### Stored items
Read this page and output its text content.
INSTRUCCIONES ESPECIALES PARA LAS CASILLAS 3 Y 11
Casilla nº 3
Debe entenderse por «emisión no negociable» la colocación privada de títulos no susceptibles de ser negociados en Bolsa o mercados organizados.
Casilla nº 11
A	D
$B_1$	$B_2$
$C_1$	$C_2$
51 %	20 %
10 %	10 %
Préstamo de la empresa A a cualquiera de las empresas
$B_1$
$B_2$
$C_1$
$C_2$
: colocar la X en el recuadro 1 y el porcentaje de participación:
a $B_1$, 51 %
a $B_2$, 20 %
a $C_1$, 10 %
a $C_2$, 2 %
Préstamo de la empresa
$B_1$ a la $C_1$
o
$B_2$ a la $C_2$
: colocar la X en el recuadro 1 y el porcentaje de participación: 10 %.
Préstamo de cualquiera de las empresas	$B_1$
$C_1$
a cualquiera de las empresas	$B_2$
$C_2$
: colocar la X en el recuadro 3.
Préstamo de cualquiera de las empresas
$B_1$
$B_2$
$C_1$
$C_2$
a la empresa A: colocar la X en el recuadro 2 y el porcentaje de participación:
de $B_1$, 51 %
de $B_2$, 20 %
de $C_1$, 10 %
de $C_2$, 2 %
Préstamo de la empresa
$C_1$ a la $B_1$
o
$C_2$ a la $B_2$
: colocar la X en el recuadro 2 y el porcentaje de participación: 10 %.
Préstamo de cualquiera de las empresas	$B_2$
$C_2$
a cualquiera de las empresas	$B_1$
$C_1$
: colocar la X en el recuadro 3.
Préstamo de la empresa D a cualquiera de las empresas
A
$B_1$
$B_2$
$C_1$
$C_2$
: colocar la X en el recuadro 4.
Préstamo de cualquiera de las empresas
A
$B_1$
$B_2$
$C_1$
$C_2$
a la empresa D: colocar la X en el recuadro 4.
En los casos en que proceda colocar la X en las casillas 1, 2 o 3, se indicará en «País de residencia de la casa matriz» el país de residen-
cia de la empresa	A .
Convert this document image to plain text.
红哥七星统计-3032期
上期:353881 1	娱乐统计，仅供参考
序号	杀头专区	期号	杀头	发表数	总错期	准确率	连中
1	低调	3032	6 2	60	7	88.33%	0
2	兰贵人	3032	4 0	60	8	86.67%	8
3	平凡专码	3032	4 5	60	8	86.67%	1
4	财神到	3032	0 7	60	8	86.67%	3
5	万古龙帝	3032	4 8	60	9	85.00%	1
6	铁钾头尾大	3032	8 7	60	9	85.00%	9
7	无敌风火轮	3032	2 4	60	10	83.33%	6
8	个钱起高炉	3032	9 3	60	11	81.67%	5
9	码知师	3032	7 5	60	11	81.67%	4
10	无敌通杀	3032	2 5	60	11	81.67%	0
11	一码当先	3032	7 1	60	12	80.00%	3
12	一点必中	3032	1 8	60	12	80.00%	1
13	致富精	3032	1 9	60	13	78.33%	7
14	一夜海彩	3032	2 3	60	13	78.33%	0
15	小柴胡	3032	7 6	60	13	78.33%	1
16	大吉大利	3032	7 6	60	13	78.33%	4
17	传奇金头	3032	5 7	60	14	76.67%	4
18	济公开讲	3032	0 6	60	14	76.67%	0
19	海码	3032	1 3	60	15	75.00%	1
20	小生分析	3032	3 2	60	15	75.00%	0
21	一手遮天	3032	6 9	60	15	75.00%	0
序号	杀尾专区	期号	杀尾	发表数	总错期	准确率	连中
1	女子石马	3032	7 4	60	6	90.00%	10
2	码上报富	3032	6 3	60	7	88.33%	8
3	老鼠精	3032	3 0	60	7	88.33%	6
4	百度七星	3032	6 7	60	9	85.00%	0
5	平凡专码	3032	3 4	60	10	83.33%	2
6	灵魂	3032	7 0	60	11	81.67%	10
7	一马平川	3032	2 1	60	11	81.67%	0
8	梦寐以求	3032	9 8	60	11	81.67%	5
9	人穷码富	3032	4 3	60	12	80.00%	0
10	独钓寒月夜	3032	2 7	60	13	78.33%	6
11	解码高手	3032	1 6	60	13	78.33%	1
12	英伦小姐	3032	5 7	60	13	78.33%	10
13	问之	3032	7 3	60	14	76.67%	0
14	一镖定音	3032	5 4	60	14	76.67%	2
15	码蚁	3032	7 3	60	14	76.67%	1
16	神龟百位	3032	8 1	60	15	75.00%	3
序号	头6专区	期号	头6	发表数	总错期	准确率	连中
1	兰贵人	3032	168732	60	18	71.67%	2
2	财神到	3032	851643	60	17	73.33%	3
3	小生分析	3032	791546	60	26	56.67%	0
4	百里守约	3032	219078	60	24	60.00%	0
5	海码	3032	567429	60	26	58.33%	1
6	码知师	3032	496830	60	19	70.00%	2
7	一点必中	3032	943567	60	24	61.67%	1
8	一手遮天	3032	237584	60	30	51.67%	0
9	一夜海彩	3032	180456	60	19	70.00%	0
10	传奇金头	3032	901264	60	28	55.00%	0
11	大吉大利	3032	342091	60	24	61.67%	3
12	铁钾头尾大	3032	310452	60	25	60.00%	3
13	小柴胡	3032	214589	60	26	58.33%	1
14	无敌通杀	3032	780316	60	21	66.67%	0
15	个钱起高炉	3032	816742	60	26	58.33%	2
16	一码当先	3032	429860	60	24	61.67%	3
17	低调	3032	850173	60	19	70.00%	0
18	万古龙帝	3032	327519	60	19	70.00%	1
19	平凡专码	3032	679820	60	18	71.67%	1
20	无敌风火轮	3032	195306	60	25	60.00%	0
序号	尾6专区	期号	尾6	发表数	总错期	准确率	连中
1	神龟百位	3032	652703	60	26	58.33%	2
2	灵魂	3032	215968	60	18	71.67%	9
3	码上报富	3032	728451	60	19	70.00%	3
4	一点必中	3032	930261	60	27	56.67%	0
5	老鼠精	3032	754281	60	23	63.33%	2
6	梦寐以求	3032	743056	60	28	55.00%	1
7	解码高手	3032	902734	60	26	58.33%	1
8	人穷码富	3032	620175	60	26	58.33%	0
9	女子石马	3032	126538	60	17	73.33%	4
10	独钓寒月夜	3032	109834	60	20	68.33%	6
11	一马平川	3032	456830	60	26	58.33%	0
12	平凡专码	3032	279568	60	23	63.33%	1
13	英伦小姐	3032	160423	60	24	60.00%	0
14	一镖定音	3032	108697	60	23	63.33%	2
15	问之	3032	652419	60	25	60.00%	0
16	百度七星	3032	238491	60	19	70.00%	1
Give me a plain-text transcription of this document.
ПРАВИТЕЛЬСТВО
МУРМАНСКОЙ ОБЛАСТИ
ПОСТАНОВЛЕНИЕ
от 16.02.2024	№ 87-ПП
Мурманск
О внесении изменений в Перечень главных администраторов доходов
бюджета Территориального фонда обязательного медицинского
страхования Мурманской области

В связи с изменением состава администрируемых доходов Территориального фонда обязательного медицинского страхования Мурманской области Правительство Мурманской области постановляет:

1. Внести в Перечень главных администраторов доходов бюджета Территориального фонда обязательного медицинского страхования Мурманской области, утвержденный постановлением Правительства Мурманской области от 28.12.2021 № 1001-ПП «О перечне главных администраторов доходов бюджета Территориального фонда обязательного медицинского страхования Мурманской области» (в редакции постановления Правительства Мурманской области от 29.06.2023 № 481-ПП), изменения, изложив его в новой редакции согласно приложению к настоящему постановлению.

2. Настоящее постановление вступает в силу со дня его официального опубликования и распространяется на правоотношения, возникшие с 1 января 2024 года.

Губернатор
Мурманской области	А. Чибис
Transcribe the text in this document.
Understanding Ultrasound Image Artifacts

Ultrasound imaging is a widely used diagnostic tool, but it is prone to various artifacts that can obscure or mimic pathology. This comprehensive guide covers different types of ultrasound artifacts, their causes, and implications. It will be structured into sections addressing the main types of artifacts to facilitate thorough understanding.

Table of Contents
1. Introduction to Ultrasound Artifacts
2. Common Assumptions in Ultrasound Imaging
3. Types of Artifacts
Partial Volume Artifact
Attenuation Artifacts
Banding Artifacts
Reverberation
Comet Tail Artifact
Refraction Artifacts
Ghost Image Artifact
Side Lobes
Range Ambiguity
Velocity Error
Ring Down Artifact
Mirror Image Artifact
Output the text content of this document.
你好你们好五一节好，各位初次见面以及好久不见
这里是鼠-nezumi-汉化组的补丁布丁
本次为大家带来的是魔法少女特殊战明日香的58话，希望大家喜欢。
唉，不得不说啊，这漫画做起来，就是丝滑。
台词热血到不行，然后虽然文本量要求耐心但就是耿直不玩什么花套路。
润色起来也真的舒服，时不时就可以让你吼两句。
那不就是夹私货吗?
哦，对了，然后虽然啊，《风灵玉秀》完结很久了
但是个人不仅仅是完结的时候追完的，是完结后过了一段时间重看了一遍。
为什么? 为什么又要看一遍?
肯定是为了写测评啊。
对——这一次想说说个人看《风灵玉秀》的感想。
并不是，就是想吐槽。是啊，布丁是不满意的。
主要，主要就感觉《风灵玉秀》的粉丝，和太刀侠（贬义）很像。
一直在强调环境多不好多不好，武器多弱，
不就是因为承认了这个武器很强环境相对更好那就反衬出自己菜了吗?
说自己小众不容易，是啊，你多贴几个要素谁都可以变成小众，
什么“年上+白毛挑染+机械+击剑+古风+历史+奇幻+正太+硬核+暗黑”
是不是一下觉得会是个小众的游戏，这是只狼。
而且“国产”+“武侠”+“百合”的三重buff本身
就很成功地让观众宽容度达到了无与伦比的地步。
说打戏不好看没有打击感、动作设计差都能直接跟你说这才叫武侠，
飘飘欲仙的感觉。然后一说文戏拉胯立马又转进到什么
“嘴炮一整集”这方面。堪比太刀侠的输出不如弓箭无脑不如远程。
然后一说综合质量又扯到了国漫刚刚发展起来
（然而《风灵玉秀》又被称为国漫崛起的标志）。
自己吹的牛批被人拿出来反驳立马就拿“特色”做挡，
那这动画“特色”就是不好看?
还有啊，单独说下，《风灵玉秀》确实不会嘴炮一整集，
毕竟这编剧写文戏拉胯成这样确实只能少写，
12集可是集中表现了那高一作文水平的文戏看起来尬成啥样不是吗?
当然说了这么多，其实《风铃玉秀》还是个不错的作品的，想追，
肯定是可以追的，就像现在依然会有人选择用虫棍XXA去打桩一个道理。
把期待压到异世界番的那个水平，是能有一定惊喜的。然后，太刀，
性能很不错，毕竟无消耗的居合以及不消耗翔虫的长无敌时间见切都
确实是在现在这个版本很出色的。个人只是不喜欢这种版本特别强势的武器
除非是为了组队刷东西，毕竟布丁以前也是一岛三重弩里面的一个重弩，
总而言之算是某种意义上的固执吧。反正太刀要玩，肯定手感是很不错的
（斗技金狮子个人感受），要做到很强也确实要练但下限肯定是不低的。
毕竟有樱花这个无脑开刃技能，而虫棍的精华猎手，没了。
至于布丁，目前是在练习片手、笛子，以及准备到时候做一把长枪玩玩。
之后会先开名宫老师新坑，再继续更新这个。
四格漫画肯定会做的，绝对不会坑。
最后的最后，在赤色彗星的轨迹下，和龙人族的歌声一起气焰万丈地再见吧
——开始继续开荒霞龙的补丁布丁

### TASK GOAL
Among the records above, find each line holding the string "document" and pull it out.

### RIGHT ANSWER
Convert this document image to plain text.
Give me a plain-text transcription of this document.
Transcribe the text in this document.
Output the text content of this document.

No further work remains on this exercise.